Written task.
Write out the full set of records below exactly.

Records for the exercise.
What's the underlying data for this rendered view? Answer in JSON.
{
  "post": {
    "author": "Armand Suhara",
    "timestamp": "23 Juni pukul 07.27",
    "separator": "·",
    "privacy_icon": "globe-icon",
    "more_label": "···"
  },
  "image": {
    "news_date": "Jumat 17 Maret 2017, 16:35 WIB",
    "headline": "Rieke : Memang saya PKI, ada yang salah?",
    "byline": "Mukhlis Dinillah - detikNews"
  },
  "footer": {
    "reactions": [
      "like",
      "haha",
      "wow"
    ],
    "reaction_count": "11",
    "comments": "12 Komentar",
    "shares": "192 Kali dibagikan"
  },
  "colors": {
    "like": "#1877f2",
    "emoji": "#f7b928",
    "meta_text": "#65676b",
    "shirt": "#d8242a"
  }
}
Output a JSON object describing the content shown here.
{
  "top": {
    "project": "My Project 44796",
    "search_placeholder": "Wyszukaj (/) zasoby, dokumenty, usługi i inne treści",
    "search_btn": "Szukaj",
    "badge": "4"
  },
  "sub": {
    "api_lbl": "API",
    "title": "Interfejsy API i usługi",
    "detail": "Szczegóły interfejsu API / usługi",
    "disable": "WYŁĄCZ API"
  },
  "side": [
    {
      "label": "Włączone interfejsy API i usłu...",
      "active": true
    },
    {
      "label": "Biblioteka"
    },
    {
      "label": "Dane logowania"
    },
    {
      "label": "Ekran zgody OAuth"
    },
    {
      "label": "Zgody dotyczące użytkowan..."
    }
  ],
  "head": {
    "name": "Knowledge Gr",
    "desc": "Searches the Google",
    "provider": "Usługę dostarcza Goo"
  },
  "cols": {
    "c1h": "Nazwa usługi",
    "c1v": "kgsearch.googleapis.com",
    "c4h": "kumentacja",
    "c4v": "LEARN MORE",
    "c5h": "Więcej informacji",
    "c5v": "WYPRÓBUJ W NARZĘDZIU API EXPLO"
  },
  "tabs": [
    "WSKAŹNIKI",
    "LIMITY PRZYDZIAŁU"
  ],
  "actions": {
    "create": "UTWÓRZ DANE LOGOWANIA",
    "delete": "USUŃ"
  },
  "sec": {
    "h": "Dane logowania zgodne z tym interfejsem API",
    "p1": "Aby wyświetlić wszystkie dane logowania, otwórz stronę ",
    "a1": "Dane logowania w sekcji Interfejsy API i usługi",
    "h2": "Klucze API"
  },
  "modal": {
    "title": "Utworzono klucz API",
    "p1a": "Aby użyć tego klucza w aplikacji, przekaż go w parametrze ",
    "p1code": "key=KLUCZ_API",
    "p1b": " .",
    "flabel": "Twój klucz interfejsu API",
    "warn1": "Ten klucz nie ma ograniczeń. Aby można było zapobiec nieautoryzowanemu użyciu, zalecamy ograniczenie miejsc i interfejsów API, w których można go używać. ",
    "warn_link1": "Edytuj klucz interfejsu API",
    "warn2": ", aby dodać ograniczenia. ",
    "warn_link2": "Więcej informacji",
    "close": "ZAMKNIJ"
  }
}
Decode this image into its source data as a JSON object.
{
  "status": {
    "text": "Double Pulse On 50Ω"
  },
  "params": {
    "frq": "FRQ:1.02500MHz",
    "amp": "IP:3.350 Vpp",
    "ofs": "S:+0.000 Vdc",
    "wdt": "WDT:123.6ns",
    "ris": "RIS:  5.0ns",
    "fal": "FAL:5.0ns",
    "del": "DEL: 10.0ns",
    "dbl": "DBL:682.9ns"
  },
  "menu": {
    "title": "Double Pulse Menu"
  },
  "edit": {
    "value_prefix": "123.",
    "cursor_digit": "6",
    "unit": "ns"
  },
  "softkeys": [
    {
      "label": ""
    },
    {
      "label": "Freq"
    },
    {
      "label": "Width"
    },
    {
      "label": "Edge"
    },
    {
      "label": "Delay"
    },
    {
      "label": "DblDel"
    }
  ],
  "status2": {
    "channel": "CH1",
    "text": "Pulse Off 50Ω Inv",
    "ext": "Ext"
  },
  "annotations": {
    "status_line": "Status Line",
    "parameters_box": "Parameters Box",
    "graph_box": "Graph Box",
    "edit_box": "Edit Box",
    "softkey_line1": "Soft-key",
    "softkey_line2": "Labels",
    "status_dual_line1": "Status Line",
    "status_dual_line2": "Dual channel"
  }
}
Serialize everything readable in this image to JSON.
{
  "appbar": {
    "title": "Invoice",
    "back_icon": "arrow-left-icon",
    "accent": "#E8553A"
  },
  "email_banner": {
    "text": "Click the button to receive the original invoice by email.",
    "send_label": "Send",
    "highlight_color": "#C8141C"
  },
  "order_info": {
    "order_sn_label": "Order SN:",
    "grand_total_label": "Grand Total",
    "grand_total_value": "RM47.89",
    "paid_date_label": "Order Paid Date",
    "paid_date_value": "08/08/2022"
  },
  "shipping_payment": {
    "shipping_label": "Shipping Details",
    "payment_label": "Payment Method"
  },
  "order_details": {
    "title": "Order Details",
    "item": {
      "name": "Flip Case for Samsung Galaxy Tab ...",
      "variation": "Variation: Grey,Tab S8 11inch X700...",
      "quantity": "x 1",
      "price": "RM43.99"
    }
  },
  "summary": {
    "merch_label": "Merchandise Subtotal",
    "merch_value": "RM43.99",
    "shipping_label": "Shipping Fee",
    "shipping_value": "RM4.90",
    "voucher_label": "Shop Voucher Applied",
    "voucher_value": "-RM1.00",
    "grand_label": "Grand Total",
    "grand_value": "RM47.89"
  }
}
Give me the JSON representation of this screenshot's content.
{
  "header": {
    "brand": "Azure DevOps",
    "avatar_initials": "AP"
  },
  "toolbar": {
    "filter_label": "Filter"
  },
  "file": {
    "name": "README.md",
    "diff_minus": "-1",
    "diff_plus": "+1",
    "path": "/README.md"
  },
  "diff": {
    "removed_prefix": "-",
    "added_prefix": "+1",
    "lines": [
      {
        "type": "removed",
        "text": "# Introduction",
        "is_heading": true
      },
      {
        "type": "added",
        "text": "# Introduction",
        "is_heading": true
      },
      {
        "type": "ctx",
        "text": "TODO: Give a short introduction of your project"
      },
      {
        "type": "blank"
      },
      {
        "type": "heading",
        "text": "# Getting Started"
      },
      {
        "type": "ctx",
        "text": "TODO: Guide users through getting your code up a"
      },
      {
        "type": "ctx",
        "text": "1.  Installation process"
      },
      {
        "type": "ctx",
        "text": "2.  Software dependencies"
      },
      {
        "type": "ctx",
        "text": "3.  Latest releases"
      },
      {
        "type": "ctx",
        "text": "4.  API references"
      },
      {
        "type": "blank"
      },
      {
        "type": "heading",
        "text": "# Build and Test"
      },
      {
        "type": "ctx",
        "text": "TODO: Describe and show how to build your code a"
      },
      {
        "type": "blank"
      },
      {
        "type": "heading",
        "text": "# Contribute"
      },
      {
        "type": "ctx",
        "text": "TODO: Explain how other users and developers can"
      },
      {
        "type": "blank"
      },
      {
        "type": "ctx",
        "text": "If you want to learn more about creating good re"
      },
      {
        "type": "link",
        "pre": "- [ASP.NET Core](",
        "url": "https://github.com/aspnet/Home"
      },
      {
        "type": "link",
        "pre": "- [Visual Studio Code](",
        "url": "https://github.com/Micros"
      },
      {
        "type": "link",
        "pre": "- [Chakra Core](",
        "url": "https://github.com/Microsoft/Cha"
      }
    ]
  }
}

Answer for the task.
What's the underlying data for this rendered view? Answer in JSON.
{
  "post": {
    "author": "Armand Suhara",
    "timestamp": "23 Juni pukul 07.27",
    "separator": "·",
    "privacy_icon": "globe-icon",
    "more_label": "···"
  },
  "image": {
    "news_date": "Jumat 17 Maret 2017, 16:35 WIB",
    "headline": "Rieke : Memang saya PKI, ada yang salah?",
    "byline": "Mukhlis Dinillah - detikNews"
  },
  "footer": {
    "reactions": [
      "like",
      "haha",
      "wow"
    ],
    "reaction_count": "11",
    "comments": "12 Komentar",
    "shares": "192 Kali dibagikan"
  },
  "colors": {
    "like": "#1877f2",
    "emoji": "#f7b928",
    "meta_text": "#65676b",
    "shirt": "#d8242a"
  }
}
Output a JSON object describing the content shown here.
{
  "top": {
    "project": "My Project 44796",
    "search_placeholder": "Wyszukaj (/) zasoby, dokumenty, usługi i inne treści",
    "search_btn": "Szukaj",
    "badge": "4"
  },
  "sub": {
    "api_lbl": "API",
    "title": "Interfejsy API i usługi",
    "detail": "Szczegóły interfejsu API / usługi",
    "disable": "WYŁĄCZ API"
  },
  "side": [
    {
      "label": "Włączone interfejsy API i usłu...",
      "active": true
    },
    {
      "label": "Biblioteka"
    },
    {
      "label": "Dane logowania"
    },
    {
      "label": "Ekran zgody OAuth"
    },
    {
      "label": "Zgody dotyczące użytkowan..."
    }
  ],
  "head": {
    "name": "Knowledge Gr",
    "desc": "Searches the Google",
    "provider": "Usługę dostarcza Goo"
  },
  "cols": {
    "c1h": "Nazwa usługi",
    "c1v": "kgsearch.googleapis.com",
    "c4h": "kumentacja",
    "c4v": "LEARN MORE",
    "c5h": "Więcej informacji",
    "c5v": "WYPRÓBUJ W NARZĘDZIU API EXPLO"
  },
  "tabs": [
    "WSKAŹNIKI",
    "LIMITY PRZYDZIAŁU"
  ],
  "actions": {
    "create": "UTWÓRZ DANE LOGOWANIA",
    "delete": "USUŃ"
  },
  "sec": {
    "h": "Dane logowania zgodne z tym interfejsem API",
    "p1": "Aby wyświetlić wszystkie dane logowania, otwórz stronę ",
    "a1": "Dane logowania w sekcji Interfejsy API i usługi",
    "h2": "Klucze API"
  },
  "modal": {
    "title": "Utworzono klucz API",
    "p1a": "Aby użyć tego klucza w aplikacji, przekaż go w parametrze ",
    "p1code": "key=KLUCZ_API",
    "p1b": " .",
    "flabel": "Twój klucz interfejsu API",
    "warn1": "Ten klucz nie ma ograniczeń. Aby można było zapobiec nieautoryzowanemu użyciu, zalecamy ograniczenie miejsc i interfejsów API, w których można go używać. ",
    "warn_link1": "Edytuj klucz interfejsu API",
    "warn2": ", aby dodać ograniczenia. ",
    "warn_link2": "Więcej informacji",
    "close": "ZAMKNIJ"
  }
}
Decode this image into its source data as a JSON object.
{
  "status": {
    "text": "Double Pulse On 50Ω"
  },
  "params": {
    "frq": "FRQ:1.02500MHz",
    "amp": "IP:3.350 Vpp",
    "ofs": "S:+0.000 Vdc",
    "wdt": "WDT:123.6ns",
    "ris": "RIS:  5.0ns",
    "fal": "FAL:5.0ns",
    "del": "DEL: 10.0ns",
    "dbl": "DBL:682.9ns"
  },
  "menu": {
    "title": "Double Pulse Menu"
  },
  "edit": {
    "value_prefix": "123.",
    "cursor_digit": "6",
    "unit": "ns"
  },
  "softkeys": [
    {
      "label": ""
    },
    {
      "label": "Freq"
    },
    {
      "label": "Width"
    },
    {
      "label": "Edge"
    },
    {
      "label": "Delay"
    },
    {
      "label": "DblDel"
    }
  ],
  "status2": {
    "channel": "CH1",
    "text": "Pulse Off 50Ω Inv",
    "ext": "Ext"
  },
  "annotations": {
    "status_line": "Status Line",
    "parameters_box": "Parameters Box",
    "graph_box": "Graph Box",
    "edit_box": "Edit Box",
    "softkey_line1": "Soft-key",
    "softkey_line2": "Labels",
    "status_dual_line1": "Status Line",
    "status_dual_line2": "Dual channel"
  }
}
Serialize everything readable in this image to JSON.
{
  "appbar": {
    "title": "Invoice",
    "back_icon": "arrow-left-icon",
    "accent": "#E8553A"
  },
  "email_banner": {
    "text": "Click the button to receive the original invoice by email.",
    "send_label": "Send",
    "highlight_color": "#C8141C"
  },
  "order_info": {
    "order_sn_label": "Order SN:",
    "grand_total_label": "Grand Total",
    "grand_total_value": "RM47.89",
    "paid_date_label": "Order Paid Date",
    "paid_date_value": "08/08/2022"
  },
  "shipping_payment": {
    "shipping_label": "Shipping Details",
    "payment_label": "Payment Method"
  },
  "order_details": {
    "title": "Order Details",
    "item": {
      "name": "Flip Case for Samsung Galaxy Tab ...",
      "variation": "Variation: Grey,Tab S8 11inch X700...",
      "quantity": "x 1",
      "price": "RM43.99"
    }
  },
  "summary": {
    "merch_label": "Merchandise Subtotal",
    "merch_value": "RM43.99",
    "shipping_label": "Shipping Fee",
    "shipping_value": "RM4.90",
    "voucher_label": "Shop Voucher Applied",
    "voucher_value": "-RM1.00",
    "grand_label": "Grand Total",
    "grand_value": "RM47.89"
  }
}
Give me the JSON representation of this screenshot's content.
{
  "header": {
    "brand": "Azure DevOps",
    "avatar_initials": "AP"
  },
  "toolbar": {
    "filter_label": "Filter"
  },
  "file": {
    "name": "README.md",
    "diff_minus": "-1",
    "diff_plus": "+1",
    "path": "/README.md"
  },
  "diff": {
    "removed_prefix": "-",
    "added_prefix": "+1",
    "lines": [
      {
        "type": "removed",
        "text": "# Introduction",
        "is_heading": true
      },
      {
        "type": "added",
        "text": "# Introduction",
        "is_heading": true
      },
      {
        "type": "ctx",
        "text": "TODO: Give a short introduction of your project"
      },
      {
        "type": "blank"
      },
      {
        "type": "heading",
        "text": "# Getting Started"
      },
      {
        "type": "ctx",
        "text": "TODO: Guide users through getting your code up a"
      },
      {
        "type": "ctx",
        "text": "1.  Installation process"
      },
      {
        "type": "ctx",
        "text": "2.  Software dependencies"
      },
      {
        "type": "ctx",
        "text": "3.  Latest releases"
      },
      {
        "type": "ctx",
        "text": "4.  API references"
      },
      {
        "type": "blank"
      },
      {
        "type": "heading",
        "text": "# Build and Test"
      },
      {
        "type": "ctx",
        "text": "TODO: Describe and show how to build your code a"
      },
      {
        "type": "blank"
      },
      {
        "type": "heading",
        "text": "# Contribute"
      },
      {
        "type": "ctx",
        "text": "TODO: Explain how other users and developers can"
      },
      {
        "type": "blank"
      },
      {
        "type": "ctx",
        "text": "If you want to learn more about creating good re"
      },
      {
        "type": "link",
        "pre": "- [ASP.NET Core](",
        "url": "https://github.com/aspnet/Home"
      },
      {
        "type": "link",
        "pre": "- [Visual Studio Code](",
        "url": "https://github.com/Micros"
      },
      {
        "type": "link",
        "pre": "- [Chakra Core](",
        "url": "https://github.com/Microsoft/Cha"
      }
    ]
  }
}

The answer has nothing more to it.